◆ SHORT PROBLEM
Every entry must be echoed exactly.

--- STORED DATA ---

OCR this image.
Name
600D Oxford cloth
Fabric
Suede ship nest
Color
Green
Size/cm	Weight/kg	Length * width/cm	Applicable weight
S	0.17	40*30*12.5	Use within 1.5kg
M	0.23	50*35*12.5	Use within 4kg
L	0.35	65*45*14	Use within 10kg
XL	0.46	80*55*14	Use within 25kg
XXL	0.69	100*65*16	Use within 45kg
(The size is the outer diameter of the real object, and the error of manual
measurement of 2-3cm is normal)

---

◆ FINISHED EXERCISE
OCR this image.
Name
600D Oxford cloth
Fabric
Suede ship nest
Color
Green
Size/cm	Weight/kg	Length * width/cm	Applicable weight
S	0.17	40*30*12.5	Use within 1.5kg
M	0.23	50*35*12.5	Use within 4kg
L	0.35	65*45*14	Use within 10kg
XL	0.46	80*55*14	Use within 25kg
XXL	0.69	100*65*16	Use within 45kg
(The size is the outer diameter of the real object, and the error of manual
measurement of 2-3cm is normal)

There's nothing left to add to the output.